PROMPT: Give back the entire listing verbatim.

========

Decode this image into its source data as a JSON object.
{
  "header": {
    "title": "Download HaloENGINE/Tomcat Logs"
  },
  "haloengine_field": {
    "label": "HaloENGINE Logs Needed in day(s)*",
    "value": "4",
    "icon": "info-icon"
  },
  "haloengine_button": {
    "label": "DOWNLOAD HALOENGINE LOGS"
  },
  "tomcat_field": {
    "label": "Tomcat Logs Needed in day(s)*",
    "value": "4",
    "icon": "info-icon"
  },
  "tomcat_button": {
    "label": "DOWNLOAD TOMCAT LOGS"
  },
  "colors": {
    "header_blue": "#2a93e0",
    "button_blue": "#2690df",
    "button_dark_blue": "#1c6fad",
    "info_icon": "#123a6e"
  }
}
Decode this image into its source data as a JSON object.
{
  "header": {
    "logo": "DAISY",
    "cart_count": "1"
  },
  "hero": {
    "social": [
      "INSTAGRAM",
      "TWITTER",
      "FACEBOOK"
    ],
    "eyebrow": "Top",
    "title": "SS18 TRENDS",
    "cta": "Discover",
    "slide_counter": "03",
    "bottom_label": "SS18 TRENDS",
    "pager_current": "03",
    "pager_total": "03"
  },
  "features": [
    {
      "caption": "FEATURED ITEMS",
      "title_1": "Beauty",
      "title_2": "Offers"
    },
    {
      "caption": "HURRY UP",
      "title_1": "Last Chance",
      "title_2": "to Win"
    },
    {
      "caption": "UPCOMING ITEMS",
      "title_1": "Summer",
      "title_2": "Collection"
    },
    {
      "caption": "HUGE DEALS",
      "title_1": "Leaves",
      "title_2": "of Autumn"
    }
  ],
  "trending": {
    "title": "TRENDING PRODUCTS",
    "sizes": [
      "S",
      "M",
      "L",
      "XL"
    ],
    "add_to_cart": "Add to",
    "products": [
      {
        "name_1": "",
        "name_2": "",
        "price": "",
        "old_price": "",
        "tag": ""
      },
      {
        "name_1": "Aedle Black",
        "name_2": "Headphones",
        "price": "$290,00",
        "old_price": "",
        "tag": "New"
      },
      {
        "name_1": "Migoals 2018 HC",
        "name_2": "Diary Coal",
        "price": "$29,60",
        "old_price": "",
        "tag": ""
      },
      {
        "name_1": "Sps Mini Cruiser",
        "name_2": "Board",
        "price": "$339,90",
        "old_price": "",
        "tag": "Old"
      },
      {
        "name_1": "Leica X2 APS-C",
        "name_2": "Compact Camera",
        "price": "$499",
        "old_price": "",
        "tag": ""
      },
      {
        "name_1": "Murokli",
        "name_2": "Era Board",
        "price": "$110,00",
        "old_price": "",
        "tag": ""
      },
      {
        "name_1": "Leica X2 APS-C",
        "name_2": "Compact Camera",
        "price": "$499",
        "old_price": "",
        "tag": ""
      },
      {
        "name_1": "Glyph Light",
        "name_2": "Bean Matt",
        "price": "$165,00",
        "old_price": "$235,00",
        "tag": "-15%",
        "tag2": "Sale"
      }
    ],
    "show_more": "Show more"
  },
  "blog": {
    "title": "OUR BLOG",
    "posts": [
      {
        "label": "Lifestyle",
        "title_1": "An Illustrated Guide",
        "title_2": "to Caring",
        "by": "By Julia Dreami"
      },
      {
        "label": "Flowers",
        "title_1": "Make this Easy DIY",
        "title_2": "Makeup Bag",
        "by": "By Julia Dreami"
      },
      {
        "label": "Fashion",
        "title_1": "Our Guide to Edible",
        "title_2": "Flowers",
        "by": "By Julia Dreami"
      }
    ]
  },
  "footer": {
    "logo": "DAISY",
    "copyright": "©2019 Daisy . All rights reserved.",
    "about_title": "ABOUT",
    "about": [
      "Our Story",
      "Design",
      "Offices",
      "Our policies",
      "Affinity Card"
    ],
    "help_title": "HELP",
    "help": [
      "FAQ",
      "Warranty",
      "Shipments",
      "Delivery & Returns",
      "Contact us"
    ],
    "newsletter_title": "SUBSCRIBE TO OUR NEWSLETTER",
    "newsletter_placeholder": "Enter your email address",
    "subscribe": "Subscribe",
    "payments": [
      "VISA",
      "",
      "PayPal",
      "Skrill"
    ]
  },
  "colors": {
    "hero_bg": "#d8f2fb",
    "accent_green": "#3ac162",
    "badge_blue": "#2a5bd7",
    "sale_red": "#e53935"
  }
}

========

FINISHED TASK:
Decode this image into its source data as a JSON object.
{
  "header": {
    "title": "Download HaloENGINE/Tomcat Logs"
  },
  "haloengine_field": {
    "label": "HaloENGINE Logs Needed in day(s)*",
    "value": "4",
    "icon": "info-icon"
  },
  "haloengine_button": {
    "label": "DOWNLOAD HALOENGINE LOGS"
  },
  "tomcat_field": {
    "label": "Tomcat Logs Needed in day(s)*",
    "value": "4",
    "icon": "info-icon"
  },
  "tomcat_button": {
    "label": "DOWNLOAD TOMCAT LOGS"
  },
  "colors": {
    "header_blue": "#2a93e0",
    "button_blue": "#2690df",
    "button_dark_blue": "#1c6fad",
    "info_icon": "#123a6e"
  }
}
Decode this image into its source data as a JSON object.
{
  "header": {
    "logo": "DAISY",
    "cart_count": "1"
  },
  "hero": {
    "social": [
      "INSTAGRAM",
      "TWITTER",
      "FACEBOOK"
    ],
    "eyebrow": "Top",
    "title": "SS18 TRENDS",
    "cta": "Discover",
    "slide_counter": "03",
    "bottom_label": "SS18 TRENDS",
    "pager_current": "03",
    "pager_total": "03"
  },
  "features": [
    {
      "caption": "FEATURED ITEMS",
      "title_1": "Beauty",
      "title_2": "Offers"
    },
    {
      "caption": "HURRY UP",
      "title_1": "Last Chance",
      "title_2": "to Win"
    },
    {
      "caption": "UPCOMING ITEMS",
      "title_1": "Summer",
      "title_2": "Collection"
    },
    {
      "caption": "HUGE DEALS",
      "title_1": "Leaves",
      "title_2": "of Autumn"
    }
  ],
  "trending": {
    "title": "TRENDING PRODUCTS",
    "sizes": [
      "S",
      "M",
      "L",
      "XL"
    ],
    "add_to_cart": "Add to",
    "products": [
      {
        "name_1": "",
        "name_2": "",
        "price": "",
        "old_price": "",
        "tag": ""
      },
      {
        "name_1": "Aedle Black",
        "name_2": "Headphones",
        "price": "$290,00",
        "old_price": "",
        "tag": "New"
      },
      {
        "name_1": "Migoals 2018 HC",
        "name_2": "Diary Coal",
        "price": "$29,60",
        "old_price": "",
        "tag": ""
      },
      {
        "name_1": "Sps Mini Cruiser",
        "name_2": "Board",
        "price": "$339,90",
        "old_price": "",
        "tag": "Old"
      },
      {
        "name_1": "Leica X2 APS-C",
        "name_2": "Compact Camera",
        "price": "$499",
        "old_price": "",
        "tag": ""
      },
      {
        "name_1": "Murokli",
        "name_2": "Era Board",
        "price": "$110,00",
        "old_price": "",
        "tag": ""
      },
      {
        "name_1": "Leica X2 APS-C",
        "name_2": "Compact Camera",
        "price": "$499",
        "old_price": "",
        "tag": ""
      },
      {
        "name_1": "Glyph Light",
        "name_2": "Bean Matt",
        "price": "$165,00",
        "old_price": "$235,00",
        "tag": "-15%",
        "tag2": "Sale"
      }
    ],
    "show_more": "Show more"
  },
  "blog": {
    "title": "OUR BLOG",
    "posts": [
      {
        "label": "Lifestyle",
        "title_1": "An Illustrated Guide",
        "title_2": "to Caring",
        "by": "By Julia Dreami"
      },
      {
        "label": "Flowers",
        "title_1": "Make this Easy DIY",
        "title_2": "Makeup Bag",
        "by": "By Julia Dreami"
      },
      {
        "label": "Fashion",
        "title_1": "Our Guide to Edible",
        "title_2": "Flowers",
        "by": "By Julia Dreami"
      }
    ]
  },
  "footer": {
    "logo": "DAISY",
    "copyright": "©2019 Daisy . All rights reserved.",
    "about_title": "ABOUT",
    "about": [
      "Our Story",
      "Design",
      "Offices",
      "Our policies",
      "Affinity Card"
    ],
    "help_title": "HELP",
    "help": [
      "FAQ",
      "Warranty",
      "Shipments",
      "Delivery & Returns",
      "Contact us"
    ],
    "newsletter_title": "SUBSCRIBE TO OUR NEWSLETTER",
    "newsletter_placeholder": "Enter your email address",
    "subscribe": "Subscribe",
    "payments": [
      "VISA",
      "",
      "PayPal",
      "Skrill"
    ]
  },
  "colors": {
    "hero_bg": "#d8f2fb",
    "accent_green": "#3ac162",
    "badge_blue": "#2a5bd7",
    "sale_red": "#e53935"
  }
}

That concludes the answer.